Pick out the lines below that contain the string "stroke" and copy them all.

== EXTRACTED RECORDS

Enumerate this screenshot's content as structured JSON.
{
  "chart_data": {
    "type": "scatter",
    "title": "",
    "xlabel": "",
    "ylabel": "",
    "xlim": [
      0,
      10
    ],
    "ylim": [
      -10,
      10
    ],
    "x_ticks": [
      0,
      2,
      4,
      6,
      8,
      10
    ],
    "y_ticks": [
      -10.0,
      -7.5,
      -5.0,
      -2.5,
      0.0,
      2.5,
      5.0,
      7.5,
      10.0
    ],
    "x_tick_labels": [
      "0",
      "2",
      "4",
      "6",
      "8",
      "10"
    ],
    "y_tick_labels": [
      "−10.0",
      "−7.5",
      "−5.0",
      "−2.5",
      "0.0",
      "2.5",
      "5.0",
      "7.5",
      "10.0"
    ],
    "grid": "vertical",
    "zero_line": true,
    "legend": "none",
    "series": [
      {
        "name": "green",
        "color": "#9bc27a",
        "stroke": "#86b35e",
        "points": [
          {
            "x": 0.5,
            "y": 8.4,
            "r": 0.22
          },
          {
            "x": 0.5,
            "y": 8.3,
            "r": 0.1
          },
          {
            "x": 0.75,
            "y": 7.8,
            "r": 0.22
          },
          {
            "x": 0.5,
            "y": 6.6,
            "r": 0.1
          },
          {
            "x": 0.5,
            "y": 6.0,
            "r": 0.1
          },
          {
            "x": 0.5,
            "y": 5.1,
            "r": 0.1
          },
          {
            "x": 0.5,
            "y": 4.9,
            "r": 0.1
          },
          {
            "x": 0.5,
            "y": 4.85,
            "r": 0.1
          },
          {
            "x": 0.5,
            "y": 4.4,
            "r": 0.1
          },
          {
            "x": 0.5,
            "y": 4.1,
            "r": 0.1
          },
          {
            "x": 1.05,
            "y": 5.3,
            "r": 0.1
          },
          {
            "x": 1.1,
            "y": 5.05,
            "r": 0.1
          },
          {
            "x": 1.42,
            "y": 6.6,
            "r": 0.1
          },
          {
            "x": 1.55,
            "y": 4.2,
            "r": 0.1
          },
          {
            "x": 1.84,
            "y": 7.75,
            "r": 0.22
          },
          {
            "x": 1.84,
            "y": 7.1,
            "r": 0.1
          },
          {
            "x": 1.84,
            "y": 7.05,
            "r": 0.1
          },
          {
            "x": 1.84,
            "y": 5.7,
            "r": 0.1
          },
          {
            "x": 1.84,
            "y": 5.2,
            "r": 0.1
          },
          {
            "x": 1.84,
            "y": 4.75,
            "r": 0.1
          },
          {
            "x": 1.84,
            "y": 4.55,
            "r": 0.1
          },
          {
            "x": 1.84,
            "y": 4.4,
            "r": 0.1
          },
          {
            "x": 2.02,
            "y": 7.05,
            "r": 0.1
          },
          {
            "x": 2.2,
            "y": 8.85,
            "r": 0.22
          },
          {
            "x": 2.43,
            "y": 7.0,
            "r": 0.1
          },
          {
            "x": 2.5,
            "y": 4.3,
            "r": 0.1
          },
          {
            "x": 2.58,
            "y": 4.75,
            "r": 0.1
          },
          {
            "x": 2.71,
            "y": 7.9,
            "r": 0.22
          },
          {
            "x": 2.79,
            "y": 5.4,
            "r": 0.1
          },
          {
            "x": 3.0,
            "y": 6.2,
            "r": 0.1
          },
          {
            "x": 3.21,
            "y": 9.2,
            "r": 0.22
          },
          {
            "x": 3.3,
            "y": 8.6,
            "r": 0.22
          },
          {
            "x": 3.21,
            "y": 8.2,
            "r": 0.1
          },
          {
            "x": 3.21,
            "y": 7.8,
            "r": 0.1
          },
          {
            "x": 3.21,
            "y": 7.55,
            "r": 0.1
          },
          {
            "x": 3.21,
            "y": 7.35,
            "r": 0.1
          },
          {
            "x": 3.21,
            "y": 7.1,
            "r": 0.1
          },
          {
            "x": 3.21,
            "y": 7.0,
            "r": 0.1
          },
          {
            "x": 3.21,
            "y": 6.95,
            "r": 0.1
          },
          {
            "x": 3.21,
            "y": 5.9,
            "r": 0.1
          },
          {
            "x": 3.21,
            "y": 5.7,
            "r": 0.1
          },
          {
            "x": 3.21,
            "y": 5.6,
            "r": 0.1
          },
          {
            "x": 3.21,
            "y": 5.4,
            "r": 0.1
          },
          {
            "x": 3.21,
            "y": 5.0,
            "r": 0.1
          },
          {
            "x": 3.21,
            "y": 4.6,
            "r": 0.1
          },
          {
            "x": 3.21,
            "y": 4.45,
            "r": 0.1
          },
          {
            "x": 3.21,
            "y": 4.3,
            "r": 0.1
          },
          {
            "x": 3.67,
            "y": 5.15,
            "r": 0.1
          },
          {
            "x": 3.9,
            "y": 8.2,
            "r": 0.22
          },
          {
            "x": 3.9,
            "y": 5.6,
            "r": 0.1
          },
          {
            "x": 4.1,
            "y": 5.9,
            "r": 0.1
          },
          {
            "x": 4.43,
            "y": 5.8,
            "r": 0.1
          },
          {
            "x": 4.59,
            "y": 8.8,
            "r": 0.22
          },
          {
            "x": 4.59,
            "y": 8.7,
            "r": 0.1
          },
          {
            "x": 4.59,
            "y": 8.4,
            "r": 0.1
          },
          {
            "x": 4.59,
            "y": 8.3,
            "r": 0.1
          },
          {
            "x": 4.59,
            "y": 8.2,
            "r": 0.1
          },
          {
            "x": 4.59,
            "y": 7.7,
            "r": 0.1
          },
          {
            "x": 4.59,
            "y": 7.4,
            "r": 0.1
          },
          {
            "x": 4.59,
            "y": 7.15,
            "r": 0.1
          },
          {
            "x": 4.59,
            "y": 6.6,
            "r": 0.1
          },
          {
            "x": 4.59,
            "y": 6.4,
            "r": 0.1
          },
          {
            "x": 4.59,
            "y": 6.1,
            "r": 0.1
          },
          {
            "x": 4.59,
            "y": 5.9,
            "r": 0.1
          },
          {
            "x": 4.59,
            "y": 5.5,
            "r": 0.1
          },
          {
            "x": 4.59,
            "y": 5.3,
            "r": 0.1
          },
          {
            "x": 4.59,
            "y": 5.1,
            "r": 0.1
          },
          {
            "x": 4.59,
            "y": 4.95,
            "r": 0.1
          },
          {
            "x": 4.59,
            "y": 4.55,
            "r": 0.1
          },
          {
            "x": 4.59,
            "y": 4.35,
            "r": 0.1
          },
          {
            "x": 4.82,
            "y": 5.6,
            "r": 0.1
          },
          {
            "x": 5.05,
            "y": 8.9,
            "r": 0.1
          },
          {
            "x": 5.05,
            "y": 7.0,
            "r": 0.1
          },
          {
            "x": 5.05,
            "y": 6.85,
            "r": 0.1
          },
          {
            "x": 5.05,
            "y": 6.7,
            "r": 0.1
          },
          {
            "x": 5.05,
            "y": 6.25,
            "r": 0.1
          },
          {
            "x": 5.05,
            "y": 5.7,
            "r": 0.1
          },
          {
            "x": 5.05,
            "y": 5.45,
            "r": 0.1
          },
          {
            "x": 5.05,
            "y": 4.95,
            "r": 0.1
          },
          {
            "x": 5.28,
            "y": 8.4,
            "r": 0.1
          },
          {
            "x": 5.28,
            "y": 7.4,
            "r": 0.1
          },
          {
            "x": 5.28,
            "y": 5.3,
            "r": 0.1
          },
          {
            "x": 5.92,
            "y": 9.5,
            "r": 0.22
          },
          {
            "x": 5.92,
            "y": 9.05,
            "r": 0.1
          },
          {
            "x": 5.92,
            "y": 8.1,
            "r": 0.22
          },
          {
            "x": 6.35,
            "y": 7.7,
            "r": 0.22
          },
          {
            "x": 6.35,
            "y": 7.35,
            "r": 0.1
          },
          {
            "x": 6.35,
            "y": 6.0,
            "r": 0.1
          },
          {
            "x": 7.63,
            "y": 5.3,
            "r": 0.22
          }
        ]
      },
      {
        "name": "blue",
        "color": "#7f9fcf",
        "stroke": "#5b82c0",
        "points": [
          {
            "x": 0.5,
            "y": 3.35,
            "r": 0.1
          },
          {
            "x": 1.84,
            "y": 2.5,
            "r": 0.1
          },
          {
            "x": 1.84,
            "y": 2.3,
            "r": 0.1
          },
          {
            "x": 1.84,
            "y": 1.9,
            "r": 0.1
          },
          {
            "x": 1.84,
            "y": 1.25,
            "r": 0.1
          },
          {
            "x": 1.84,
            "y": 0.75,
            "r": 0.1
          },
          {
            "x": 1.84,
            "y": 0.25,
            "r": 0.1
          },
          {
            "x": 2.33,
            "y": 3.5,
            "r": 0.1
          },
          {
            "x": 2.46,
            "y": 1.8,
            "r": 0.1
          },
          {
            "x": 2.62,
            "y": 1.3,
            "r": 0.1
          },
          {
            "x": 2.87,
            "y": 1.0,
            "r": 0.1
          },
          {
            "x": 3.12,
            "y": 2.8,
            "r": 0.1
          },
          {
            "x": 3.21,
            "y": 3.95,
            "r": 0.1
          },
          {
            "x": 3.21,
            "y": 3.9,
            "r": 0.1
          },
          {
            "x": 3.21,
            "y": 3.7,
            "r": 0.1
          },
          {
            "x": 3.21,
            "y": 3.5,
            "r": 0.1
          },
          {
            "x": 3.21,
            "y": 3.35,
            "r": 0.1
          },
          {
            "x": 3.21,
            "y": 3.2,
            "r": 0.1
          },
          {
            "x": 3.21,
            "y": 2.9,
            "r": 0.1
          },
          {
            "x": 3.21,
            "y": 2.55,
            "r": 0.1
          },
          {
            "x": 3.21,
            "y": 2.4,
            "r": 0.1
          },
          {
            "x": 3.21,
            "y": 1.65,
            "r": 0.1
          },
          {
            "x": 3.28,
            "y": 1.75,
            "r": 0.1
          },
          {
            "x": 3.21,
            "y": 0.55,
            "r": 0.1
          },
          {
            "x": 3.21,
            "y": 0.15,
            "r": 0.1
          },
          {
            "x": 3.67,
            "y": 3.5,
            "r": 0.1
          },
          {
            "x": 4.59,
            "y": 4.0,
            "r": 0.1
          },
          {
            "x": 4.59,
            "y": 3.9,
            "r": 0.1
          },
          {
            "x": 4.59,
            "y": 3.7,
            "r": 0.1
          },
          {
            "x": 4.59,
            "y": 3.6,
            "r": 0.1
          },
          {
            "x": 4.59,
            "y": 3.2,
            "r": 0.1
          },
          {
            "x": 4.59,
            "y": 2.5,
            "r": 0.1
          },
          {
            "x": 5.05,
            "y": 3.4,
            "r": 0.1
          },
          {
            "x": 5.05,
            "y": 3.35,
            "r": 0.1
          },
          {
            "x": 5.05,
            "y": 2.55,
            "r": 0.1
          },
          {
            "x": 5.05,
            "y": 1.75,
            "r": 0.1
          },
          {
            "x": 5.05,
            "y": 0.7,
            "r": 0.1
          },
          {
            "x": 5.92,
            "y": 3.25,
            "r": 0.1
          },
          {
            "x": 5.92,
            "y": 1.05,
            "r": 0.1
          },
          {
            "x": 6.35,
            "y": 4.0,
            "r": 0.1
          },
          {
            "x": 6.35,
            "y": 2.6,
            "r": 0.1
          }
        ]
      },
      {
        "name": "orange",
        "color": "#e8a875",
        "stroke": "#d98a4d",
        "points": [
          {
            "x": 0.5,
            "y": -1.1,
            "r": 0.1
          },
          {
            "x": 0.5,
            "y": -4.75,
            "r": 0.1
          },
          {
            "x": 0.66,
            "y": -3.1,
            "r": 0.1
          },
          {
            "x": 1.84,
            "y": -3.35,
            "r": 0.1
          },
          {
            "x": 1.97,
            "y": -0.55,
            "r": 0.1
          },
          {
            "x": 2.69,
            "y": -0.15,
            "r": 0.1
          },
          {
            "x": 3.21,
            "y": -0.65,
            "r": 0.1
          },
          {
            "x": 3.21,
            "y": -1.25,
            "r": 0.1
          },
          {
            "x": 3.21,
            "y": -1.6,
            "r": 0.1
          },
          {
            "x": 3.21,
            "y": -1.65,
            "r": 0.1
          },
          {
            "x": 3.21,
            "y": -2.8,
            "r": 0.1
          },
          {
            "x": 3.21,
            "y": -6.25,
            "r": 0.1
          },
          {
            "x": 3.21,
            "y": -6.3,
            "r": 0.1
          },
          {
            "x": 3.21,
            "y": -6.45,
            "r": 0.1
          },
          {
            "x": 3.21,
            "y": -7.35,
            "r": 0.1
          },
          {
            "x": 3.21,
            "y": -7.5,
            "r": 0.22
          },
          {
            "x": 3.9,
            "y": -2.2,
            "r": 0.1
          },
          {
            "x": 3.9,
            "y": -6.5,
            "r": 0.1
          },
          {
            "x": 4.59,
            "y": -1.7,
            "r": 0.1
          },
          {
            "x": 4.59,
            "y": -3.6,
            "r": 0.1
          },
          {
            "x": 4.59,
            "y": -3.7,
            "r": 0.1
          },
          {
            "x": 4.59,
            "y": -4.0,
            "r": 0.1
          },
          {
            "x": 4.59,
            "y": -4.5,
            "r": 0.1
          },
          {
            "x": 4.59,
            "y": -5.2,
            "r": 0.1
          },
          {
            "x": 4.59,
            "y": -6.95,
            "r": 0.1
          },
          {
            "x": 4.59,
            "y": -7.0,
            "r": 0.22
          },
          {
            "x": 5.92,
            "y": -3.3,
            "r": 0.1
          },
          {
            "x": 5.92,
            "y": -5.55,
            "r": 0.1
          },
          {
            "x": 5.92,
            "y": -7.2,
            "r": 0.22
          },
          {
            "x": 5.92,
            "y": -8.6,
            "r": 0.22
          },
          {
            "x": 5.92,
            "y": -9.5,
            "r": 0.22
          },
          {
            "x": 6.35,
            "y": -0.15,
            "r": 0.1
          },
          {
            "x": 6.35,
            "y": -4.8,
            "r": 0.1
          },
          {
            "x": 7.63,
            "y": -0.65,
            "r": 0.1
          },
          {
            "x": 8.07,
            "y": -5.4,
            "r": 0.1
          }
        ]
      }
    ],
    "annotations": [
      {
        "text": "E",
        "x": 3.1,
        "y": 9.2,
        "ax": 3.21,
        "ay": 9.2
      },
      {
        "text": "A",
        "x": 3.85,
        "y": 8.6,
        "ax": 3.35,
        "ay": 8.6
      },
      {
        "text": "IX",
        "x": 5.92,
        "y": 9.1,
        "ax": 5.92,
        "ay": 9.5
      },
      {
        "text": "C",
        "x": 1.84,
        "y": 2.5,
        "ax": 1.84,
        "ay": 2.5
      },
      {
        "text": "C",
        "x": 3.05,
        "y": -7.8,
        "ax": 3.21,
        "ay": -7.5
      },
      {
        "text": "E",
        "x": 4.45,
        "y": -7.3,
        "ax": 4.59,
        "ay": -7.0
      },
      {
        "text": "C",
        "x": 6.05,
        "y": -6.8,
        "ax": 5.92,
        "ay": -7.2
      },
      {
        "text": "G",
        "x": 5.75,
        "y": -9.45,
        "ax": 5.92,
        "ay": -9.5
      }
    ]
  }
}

====

# ANSWER TO THIS TASK
        "stroke": "#86b35e",
        "stroke": "#5b82c0",
        "stroke": "#d98a4d",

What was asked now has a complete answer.